What is asked
Say how many lines contain the string "button". Give no other output.

Material for this task
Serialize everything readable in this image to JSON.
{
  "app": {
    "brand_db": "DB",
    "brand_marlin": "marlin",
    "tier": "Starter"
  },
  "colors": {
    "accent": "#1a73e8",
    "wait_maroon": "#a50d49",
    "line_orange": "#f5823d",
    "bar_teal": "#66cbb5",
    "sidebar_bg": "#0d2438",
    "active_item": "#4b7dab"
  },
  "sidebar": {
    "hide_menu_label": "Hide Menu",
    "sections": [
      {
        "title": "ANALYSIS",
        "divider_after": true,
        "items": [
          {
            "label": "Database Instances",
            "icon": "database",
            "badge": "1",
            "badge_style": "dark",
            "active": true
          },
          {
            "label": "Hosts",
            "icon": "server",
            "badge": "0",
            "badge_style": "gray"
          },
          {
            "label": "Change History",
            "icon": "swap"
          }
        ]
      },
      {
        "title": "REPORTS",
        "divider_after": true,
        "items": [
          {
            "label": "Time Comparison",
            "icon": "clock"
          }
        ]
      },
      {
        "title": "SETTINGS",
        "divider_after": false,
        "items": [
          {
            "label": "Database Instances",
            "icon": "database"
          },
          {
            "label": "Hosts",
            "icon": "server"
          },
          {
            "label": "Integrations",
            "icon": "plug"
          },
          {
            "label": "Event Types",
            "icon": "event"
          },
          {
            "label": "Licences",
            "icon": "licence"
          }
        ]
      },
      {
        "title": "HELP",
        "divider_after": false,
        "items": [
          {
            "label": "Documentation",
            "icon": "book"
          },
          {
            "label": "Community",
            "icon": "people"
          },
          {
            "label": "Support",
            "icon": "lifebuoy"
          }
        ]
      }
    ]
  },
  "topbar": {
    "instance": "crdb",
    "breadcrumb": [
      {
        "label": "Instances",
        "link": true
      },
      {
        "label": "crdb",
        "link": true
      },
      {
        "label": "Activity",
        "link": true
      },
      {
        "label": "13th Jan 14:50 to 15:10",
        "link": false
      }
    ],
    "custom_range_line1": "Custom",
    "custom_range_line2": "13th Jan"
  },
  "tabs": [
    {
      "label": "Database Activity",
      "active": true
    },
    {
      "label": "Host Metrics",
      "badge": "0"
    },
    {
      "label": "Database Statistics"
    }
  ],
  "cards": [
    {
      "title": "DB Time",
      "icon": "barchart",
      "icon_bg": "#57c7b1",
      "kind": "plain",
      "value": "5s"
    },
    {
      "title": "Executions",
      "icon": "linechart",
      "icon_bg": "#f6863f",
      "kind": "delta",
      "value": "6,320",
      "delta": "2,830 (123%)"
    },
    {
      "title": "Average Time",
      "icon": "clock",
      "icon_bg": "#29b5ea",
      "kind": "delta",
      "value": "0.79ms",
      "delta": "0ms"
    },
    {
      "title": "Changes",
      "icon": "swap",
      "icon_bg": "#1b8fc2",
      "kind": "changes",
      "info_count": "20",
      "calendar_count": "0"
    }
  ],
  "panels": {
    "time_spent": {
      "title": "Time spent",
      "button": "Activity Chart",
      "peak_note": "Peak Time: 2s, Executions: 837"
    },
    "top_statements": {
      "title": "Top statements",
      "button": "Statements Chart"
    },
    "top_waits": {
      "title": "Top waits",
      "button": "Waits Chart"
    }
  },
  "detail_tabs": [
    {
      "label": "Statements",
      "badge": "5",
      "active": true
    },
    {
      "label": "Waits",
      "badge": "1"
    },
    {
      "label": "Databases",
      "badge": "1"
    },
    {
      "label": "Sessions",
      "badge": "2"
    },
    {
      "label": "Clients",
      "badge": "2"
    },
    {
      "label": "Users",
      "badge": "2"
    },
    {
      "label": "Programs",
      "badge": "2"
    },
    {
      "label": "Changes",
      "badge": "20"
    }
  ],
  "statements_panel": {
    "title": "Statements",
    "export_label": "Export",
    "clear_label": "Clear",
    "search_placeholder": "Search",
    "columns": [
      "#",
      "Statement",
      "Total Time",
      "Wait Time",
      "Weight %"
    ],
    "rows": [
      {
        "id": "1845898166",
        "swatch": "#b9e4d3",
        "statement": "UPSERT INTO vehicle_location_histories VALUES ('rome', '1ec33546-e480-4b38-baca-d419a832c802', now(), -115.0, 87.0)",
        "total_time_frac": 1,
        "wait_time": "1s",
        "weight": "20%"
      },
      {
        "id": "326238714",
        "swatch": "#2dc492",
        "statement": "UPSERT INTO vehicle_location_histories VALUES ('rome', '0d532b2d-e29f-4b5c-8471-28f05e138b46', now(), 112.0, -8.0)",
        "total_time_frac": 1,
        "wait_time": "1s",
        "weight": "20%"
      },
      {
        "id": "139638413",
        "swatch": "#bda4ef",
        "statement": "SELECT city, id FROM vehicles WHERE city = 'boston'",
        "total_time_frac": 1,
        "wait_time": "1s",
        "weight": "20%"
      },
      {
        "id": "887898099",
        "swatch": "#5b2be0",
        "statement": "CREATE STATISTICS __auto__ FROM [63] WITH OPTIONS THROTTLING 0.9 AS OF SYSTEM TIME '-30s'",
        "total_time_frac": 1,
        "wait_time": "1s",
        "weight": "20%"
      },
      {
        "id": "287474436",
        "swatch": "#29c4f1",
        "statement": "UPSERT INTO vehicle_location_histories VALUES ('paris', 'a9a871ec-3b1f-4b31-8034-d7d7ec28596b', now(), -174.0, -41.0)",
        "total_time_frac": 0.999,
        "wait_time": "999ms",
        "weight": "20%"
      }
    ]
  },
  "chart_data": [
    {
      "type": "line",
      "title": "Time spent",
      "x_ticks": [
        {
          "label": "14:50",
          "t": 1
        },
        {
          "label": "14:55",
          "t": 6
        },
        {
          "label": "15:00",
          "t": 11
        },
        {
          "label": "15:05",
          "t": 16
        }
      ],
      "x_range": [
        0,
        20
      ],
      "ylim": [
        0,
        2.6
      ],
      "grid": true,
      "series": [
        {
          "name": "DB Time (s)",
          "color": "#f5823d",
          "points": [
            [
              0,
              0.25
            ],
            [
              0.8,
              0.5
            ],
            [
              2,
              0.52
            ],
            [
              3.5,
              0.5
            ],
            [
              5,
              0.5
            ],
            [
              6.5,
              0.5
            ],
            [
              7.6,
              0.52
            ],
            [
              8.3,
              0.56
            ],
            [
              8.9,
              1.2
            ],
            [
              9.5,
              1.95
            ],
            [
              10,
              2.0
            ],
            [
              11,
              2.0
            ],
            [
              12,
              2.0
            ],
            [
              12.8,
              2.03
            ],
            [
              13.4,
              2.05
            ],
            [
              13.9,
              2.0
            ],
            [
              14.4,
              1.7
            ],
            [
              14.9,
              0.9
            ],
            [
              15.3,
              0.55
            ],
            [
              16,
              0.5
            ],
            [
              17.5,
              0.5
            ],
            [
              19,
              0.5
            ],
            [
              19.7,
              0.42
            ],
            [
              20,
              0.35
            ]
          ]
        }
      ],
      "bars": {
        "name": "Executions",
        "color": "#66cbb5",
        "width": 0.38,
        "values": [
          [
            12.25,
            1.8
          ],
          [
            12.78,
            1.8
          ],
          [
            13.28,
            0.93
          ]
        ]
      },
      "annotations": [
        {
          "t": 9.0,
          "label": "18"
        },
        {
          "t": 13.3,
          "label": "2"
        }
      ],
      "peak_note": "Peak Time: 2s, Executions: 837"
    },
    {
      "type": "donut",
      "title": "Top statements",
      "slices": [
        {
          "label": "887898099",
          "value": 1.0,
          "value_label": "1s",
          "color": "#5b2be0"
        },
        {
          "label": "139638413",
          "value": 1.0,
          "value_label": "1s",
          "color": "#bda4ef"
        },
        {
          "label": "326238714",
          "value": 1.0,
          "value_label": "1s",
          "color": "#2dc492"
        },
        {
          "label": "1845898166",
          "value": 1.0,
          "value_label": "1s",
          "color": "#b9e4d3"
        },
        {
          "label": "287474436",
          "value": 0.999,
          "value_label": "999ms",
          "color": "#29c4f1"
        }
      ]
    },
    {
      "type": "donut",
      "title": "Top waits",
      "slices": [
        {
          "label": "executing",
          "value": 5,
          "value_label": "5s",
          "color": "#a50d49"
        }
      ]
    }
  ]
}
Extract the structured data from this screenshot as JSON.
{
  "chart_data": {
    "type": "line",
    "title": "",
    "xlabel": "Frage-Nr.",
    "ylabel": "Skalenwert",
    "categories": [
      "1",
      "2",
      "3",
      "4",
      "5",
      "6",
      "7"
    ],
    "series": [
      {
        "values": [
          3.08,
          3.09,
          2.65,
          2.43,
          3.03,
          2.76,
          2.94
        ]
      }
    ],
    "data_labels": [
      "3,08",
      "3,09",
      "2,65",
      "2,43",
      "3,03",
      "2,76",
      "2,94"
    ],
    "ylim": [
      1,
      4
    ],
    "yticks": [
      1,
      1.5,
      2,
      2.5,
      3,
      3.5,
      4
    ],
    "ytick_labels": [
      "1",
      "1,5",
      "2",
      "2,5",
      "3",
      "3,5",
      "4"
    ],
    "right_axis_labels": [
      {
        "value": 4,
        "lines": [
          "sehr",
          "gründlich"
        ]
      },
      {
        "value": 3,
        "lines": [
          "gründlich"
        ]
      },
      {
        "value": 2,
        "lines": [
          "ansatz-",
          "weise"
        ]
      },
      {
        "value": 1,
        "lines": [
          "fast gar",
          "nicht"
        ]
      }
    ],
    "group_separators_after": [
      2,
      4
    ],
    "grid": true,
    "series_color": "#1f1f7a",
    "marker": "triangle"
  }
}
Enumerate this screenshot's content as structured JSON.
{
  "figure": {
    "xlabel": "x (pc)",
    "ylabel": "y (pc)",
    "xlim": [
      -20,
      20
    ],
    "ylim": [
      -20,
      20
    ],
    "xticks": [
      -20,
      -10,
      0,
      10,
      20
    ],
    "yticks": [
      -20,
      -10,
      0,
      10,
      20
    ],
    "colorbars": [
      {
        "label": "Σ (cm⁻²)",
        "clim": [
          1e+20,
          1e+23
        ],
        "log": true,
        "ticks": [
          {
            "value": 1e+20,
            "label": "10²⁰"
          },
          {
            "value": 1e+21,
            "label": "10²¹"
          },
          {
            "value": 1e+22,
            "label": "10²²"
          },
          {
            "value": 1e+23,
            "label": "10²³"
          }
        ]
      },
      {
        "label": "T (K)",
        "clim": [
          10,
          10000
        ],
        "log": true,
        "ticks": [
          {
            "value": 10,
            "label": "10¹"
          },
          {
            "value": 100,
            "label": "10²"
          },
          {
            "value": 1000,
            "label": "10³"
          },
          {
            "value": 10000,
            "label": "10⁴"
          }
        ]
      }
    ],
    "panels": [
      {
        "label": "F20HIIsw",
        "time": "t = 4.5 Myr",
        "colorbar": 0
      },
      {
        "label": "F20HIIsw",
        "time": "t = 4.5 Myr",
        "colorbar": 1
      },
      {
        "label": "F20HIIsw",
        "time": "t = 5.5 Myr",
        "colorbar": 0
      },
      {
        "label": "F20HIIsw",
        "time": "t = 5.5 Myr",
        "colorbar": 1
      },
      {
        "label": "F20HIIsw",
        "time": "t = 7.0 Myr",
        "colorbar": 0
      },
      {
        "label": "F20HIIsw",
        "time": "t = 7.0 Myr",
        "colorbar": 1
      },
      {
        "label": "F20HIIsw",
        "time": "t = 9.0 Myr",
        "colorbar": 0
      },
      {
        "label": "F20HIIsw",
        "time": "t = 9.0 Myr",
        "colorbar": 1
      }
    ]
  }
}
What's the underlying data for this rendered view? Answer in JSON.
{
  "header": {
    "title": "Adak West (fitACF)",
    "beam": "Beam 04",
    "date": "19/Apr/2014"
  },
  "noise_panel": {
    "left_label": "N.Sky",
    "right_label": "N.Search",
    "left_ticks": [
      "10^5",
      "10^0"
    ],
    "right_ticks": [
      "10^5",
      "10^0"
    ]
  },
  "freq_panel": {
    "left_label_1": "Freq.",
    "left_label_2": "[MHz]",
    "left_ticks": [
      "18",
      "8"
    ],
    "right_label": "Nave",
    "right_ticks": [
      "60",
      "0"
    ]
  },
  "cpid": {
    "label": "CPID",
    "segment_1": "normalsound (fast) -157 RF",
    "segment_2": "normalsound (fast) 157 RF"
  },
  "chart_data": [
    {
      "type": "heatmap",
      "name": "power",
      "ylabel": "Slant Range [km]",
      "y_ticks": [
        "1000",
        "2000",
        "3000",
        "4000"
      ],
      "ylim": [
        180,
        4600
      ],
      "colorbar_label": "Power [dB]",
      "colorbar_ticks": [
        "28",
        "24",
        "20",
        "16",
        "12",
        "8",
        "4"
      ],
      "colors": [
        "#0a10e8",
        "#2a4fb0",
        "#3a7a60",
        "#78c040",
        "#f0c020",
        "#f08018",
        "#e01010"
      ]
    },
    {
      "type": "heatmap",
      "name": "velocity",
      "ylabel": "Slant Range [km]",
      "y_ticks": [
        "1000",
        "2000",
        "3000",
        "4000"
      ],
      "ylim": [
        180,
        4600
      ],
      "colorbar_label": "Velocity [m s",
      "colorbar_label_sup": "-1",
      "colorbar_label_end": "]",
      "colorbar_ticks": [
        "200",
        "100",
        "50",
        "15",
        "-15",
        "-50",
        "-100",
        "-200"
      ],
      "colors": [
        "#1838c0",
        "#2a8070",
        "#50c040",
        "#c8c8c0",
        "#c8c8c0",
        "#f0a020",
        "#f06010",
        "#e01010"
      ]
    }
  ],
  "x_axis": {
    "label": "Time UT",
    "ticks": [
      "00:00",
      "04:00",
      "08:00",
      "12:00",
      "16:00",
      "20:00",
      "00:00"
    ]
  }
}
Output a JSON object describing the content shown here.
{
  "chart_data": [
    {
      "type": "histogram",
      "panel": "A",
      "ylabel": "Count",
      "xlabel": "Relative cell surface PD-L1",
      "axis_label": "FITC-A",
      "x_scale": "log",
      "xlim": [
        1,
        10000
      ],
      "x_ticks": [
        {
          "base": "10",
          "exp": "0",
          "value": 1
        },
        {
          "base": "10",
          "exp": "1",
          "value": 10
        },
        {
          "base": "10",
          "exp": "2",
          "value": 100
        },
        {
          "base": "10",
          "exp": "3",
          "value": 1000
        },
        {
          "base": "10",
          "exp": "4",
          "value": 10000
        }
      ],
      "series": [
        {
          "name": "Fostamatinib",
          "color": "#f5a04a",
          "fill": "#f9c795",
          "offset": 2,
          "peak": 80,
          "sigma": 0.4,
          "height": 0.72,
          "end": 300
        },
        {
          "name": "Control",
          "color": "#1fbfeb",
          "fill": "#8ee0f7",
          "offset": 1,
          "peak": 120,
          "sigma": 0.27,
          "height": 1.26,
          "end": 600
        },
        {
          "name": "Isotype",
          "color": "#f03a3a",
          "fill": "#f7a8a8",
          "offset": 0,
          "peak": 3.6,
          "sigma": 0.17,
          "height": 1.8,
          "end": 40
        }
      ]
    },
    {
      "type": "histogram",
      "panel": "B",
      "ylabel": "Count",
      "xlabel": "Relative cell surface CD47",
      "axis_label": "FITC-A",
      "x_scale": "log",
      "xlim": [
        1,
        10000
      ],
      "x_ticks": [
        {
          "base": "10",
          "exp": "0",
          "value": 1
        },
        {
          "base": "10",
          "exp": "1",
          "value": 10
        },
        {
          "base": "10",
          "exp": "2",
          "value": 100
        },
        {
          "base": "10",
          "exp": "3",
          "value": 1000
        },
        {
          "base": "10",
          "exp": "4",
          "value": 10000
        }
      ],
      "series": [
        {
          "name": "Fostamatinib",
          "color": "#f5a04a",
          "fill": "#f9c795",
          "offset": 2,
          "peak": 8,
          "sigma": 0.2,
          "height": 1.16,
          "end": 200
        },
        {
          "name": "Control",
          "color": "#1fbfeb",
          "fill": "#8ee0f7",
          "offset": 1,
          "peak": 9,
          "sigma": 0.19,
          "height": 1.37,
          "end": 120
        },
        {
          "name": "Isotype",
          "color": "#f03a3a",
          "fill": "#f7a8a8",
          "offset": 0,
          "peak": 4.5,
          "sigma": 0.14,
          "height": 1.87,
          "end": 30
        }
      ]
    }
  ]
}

Worked answer
3